─── Excerpted records

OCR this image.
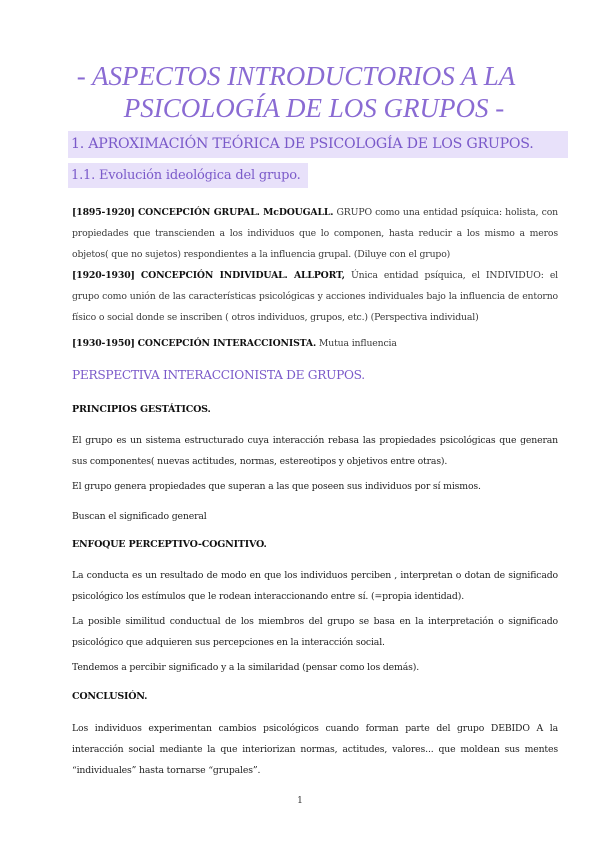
- ASPECTOS INTRODUCTORIOS A LA
PSICOLOGÍA DE LOS GRUPOS -
1. APROXIMACIÓN TEÓRICA DE PSICOLOGÍA DE LOS GRUPOS.
1.1. Evolución ideológica del grupo.
[1895-1920] CONCEPCIÓN GRUPAL. McDOUGALL. GRUPO como una entidad psíquica: holista, con propiedades que transcienden a los individuos que lo componen, hasta reducir a los mismo a meros objetos( que no sujetos) respondientes a la influencia grupal. (Diluye con el grupo)
[1920-1930] CONCEPCIÓN INDIVIDUAL. ALLPORT, Única entidad psíquica, el INDIVIDUO: el grupo como unión de las características psicológicas y acciones individuales bajo la influencia de entorno físico o social donde se inscriben ( otros individuos, grupos, etc.) (Perspectiva individual)
[1930-1950] CONCEPCIÓN INTERACCIONISTA. Mutua influencia
PERSPECTIVA INTERACCIONISTA DE GRUPOS.
PRINCIPIOS GESTÁTICOS.
El grupo es un sistema estructurado cuya interacción rebasa las propiedades psicológicas que generan sus componentes( nuevas actitudes, normas, estereotipos y objetivos entre otras).
El grupo genera propiedades que superan a las que poseen sus individuos por sí mismos.
Buscan el significado general
ENFOQUE PERCEPTIVO-COGNITIVO.
La conducta es un resultado de modo en que los individuos perciben , interpretan o dotan de significado psicológico los estímulos que le rodean interaccionando entre sí. (=propia identidad).
La posible similitud conductual de los miembros del grupo se basa en la interpretación o significado psicológico que adquieren sus percepciones en la interacción social.
Tendemos a percibir significado y a la similaridad (pensar como los demás).
CONCLUSIÓN.
Los individuos experimentan cambios psicológicos cuando forman parte del grupo DEBIDO A la interacción social mediante la que interiorizan normas, actitudes, valores... que moldean sus mentes “individuales” hasta tornarse “grupales”.
1
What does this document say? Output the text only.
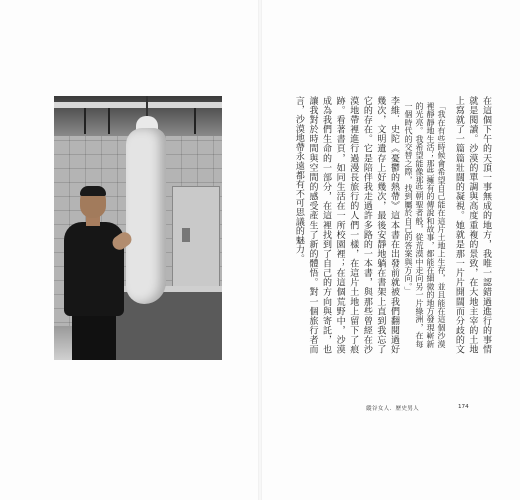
在這個下午的天頂一事無成的地方，我唯一認錯過進行的事情就是閱讀。沙漠的單調與高度重複的景致，在大地主宰的土地上寫就了一篇篇壯闊的凝視。她就是那一片片開闊而分歧的文
「我在有些時候會希望自己能在這片土地上生存，並且能在這個沙漠裡靜靜地生活；那些擁有的傳說和故事，都能在細微的地方發現嶄新的光亮。我希望能像那些朝聖者般，從荒漠中走向另一片綠洲，在每一個時代的交替之際，找到屬於自己的答案與方向。」
李維．史陀《憂鬱的熱帶》這本書在出發前就被我們翻閱過好幾次，文明遺存上好幾次，最後安靜地躺在書架上直到我忘了它的存在。它是陪伴我走過許多路的一本書，與那些曾經在沙漠地帶裡進行過漫長旅行的人們一樣，在這片土地上留下了痕跡。看著書頁，如同生活在一所校園裡；在這個荒野中，沙漠成為我們生命的一部分，在這裡找到了自己的方向與寄託，也讓我對於時間與空間的感受產生了新的體悟。對一個旅行者而言，沙漠地帶永遠都有不可思議的魅力。
縱谷女人．歷史男人	174
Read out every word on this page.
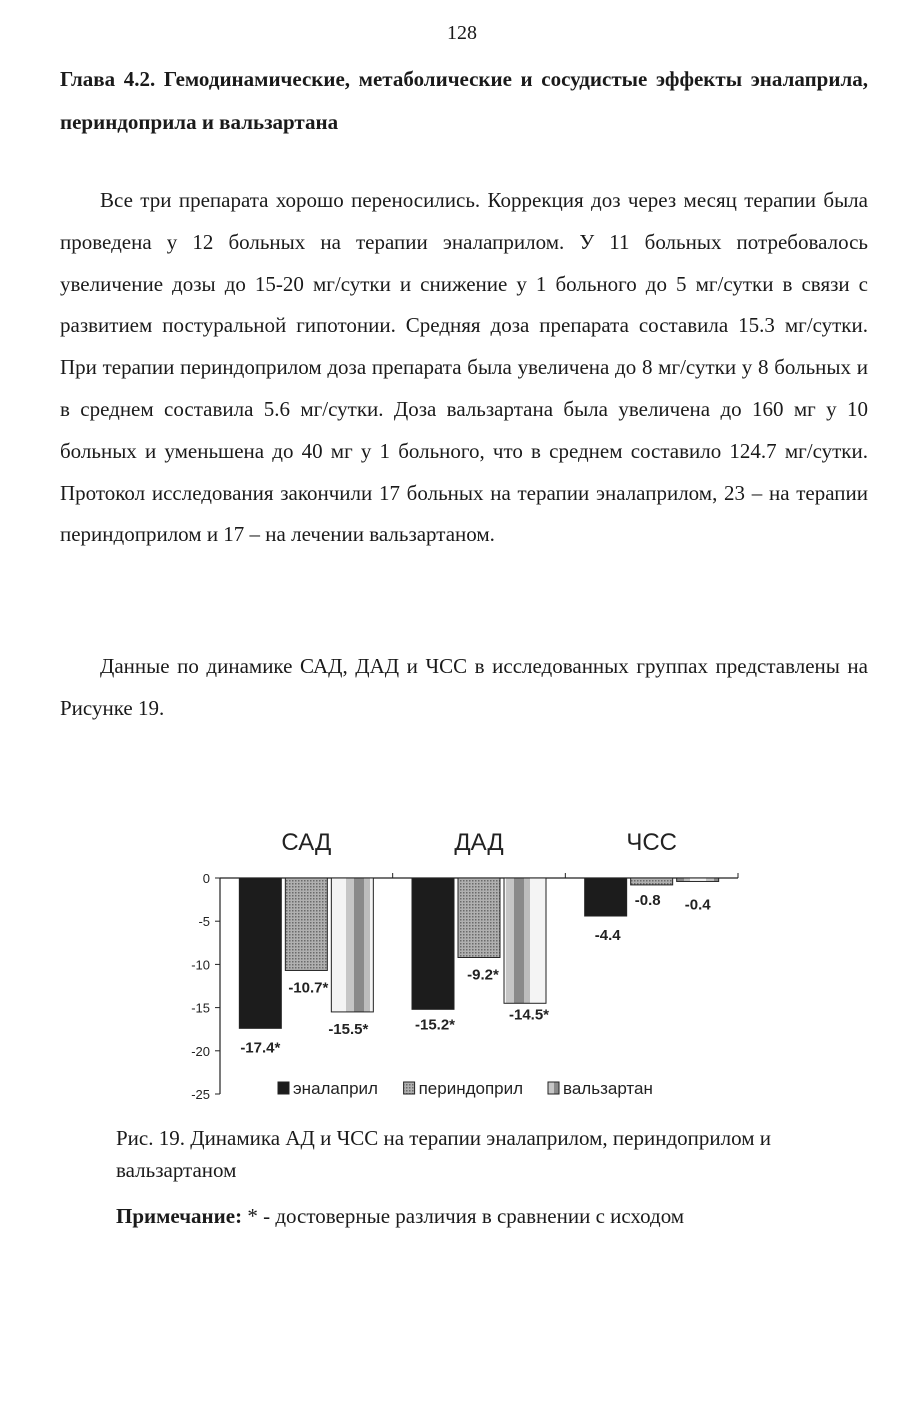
128
Глава 4.2. Гемодинамические, метаболические и сосудистые эффекты эналаприла, периндоприла и вальзартана

Все три препарата хорошо переносились. Коррекция доз через месяц терапии была проведена у 12 больных на терапии эналаприлом. У 11 больных потребовалось увеличение дозы до 15-20 мг/сутки и снижение у 1 больного до 5 мг/сутки в связи с развитием постуральной гипотонии. Средняя доза препарата составила 15.3 мг/сутки. При терапии периндоприлом доза препарата была увеличена до 8 мг/сутки у 8 больных и в среднем составила 5.6 мг/сутки. Доза вальзартана была увеличена до 160 мг у 10 больных и уменьшена до 40 мг у 1 больного, что в среднем составило 124.7 мг/сутки. Протокол исследования закончили 17 больных на терапии эналаприлом, 23 – на терапии периндоприлом и 17 – на лечении вальзартаном.

Данные по динамике САД, ДАД и ЧСС в исследованных группах представлены на Рисунке 19.

0
-5
-10
-15
-20
-25
САД
-17.4*
-10.7*
-15.5*
ДАД
-15.2*
-9.2*
-14.5*
ЧСС
-4.4
-0.8 -0.4
эналаприл периндоприл вальзартан
Рис. 19. Динамика АД и ЧСС на терапии эналаприлом, периндоприлом и вальзартаном
Примечание: * - достоверные различия в сравнении с исходом
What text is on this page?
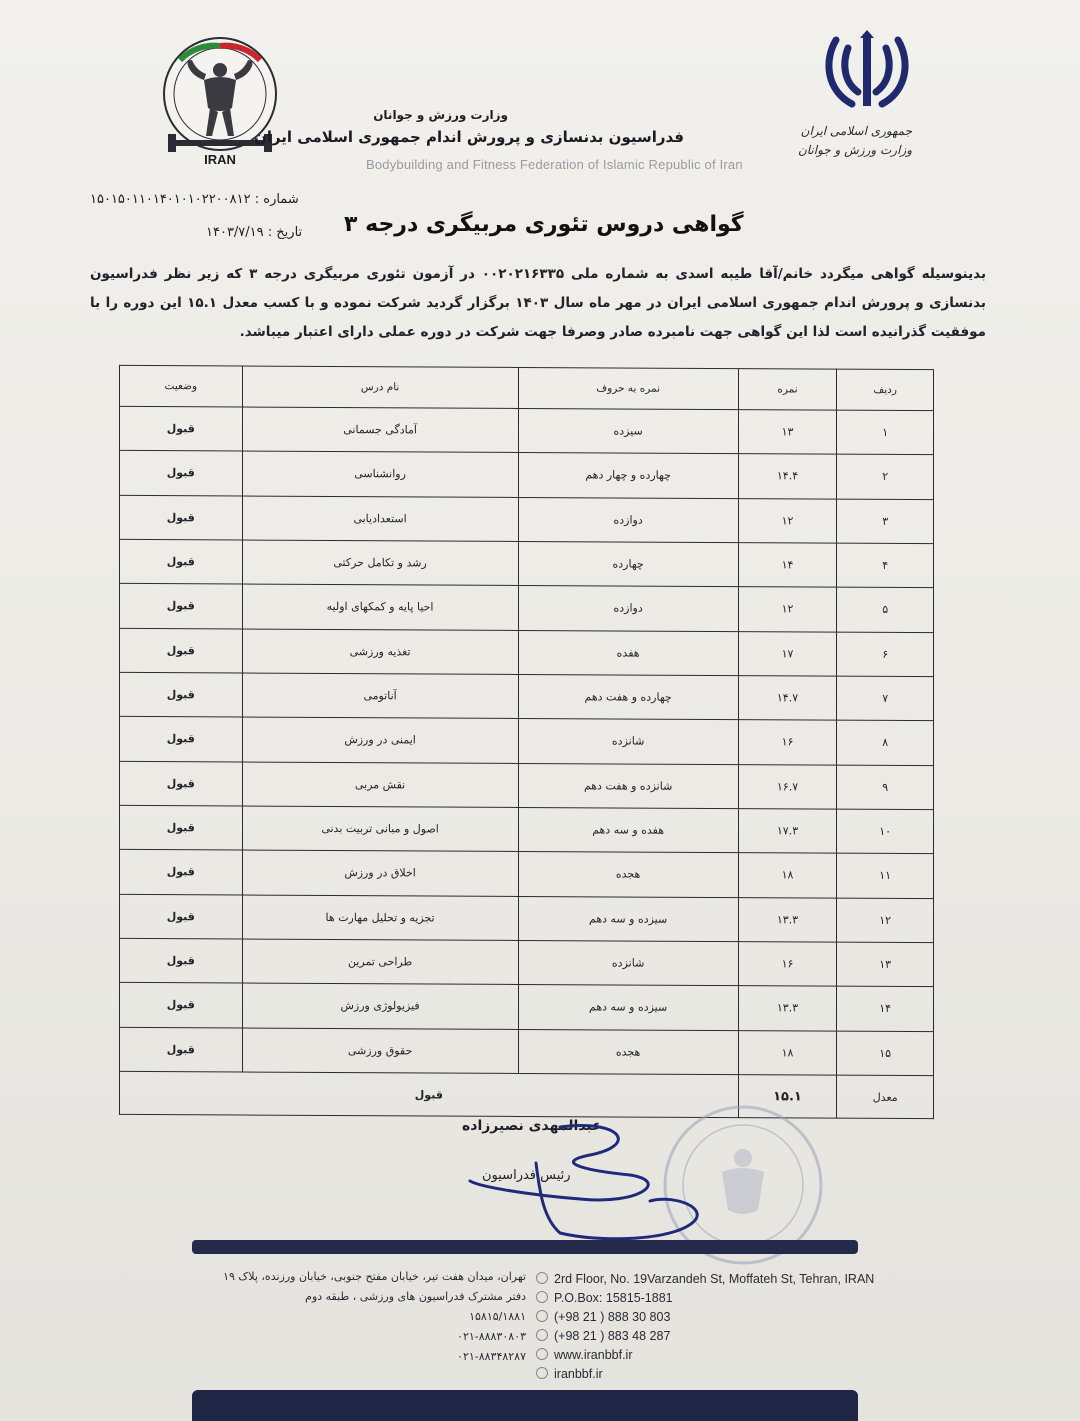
جمهوری اسلامی ایران
وزارت ورزش و جوانان
IRAN
وزارت ورزش و جوانان
فدراسیون بدنسازی و پرورش اندام جمهوری اسلامی ایران
Bodybuilding and Fitness Federation of Islamic Republic of Iran
شماره : ۱۵۰۱۵۰۱۱۰۱۴۰۱۰۱۰۲۲۰۰۸۱۲
تاریخ : ۱۴۰۳/۷/۱۹ گواهی دروس تئوری مربیگری درجه ۳
بدینوسیله گواهی میگردد خانم/آقا طیبه اسدی به شماره ملی ۰۰۲۰۲۱۶۳۳۵ در آزمون تئوری مربیگری درجه ۳ که زیر نظر فدراسیون بدنسازی و پرورش اندام جمهوری اسلامی ایران در مهر ماه سال ۱۴۰۳ برگزار گردید شرکت نموده و با کسب معدل ۱۵.۱ این دوره را با موفقیت گذرانیده است لذا این گواهی جهت نامبرده صادر وصرفا جهت شرکت در دوره عملی دارای اعتبار میباشد.
ردیف	نمره	نمره به حروف	نام درس	وضعیت
۱	۱۳	سیزده	آمادگی جسمانی	قبول
۲	۱۴.۴	چهارده و چهار دهم	روانشناسی	قبول
۳	۱۲	دوازده	استعدادیابی	قبول
۴	۱۴	چهارده	رشد و تکامل حرکتی	قبول
۵	۱۲	دوازده	احیا پایه و کمکهای اولیه	قبول
۶	۱۷	هفده	تغذیه ورزشی	قبول
۷	۱۴.۷	چهارده و هفت دهم	آناتومی	قبول
۸	۱۶	شانزده	ایمنی در ورزش	قبول
۹	۱۶.۷	شانزده و هفت دهم	نقش مربی	قبول
۱۰	۱۷.۳	هفده و سه دهم	اصول و مبانی تربیت بدنی	قبول
۱۱	۱۸	هجده	اخلاق در ورزش	قبول
۱۲	۱۳.۳	سیزده و سه دهم	تجزیه و تحلیل مهارت ها	قبول
۱۳	۱۶	شانزده	طراحی تمرین	قبول
۱۴	۱۳.۳	سیزده و سه دهم	فیزیولوژی ورزش	قبول
۱۵	۱۸	هجده	حقوق ورزشی	قبول
معدل	۱۵.۱	قبول		
عبدالمهدی نصیرزاده
رئیس فدراسیون
تهران، میدان هفت تیر، خیابان مفتح جنوبی، خیابان ورزنده، پلاک ۱۹
دفتر مشترک فدراسیون های ورزشی ، طبقه دوم
۱۵۸۱۵/۱۸۸۱
۰۲۱-۸۸۸۳۰۸۰۳
۰۲۱-۸۸۳۴۸۲۸۷
2rd Floor, No. 19Varzandeh St, Moffateh St, Tehran, IRAN
P.O.Box: 15815-1881
(+98 21 ) 888 30 803
(+98 21 ) 883 48 287
www.iranbbf.ir
iranbbf.ir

──────

→ **Aim of the exercise**: Copy out each line of the records that holds the string "PSICOLOGÍA".

→ **Complete response**:
PSICOLOGÍA DE LOS GRUPOS -
1. APROXIMACIÓN TEÓRICA DE PSICOLOGÍA DE LOS GRUPOS.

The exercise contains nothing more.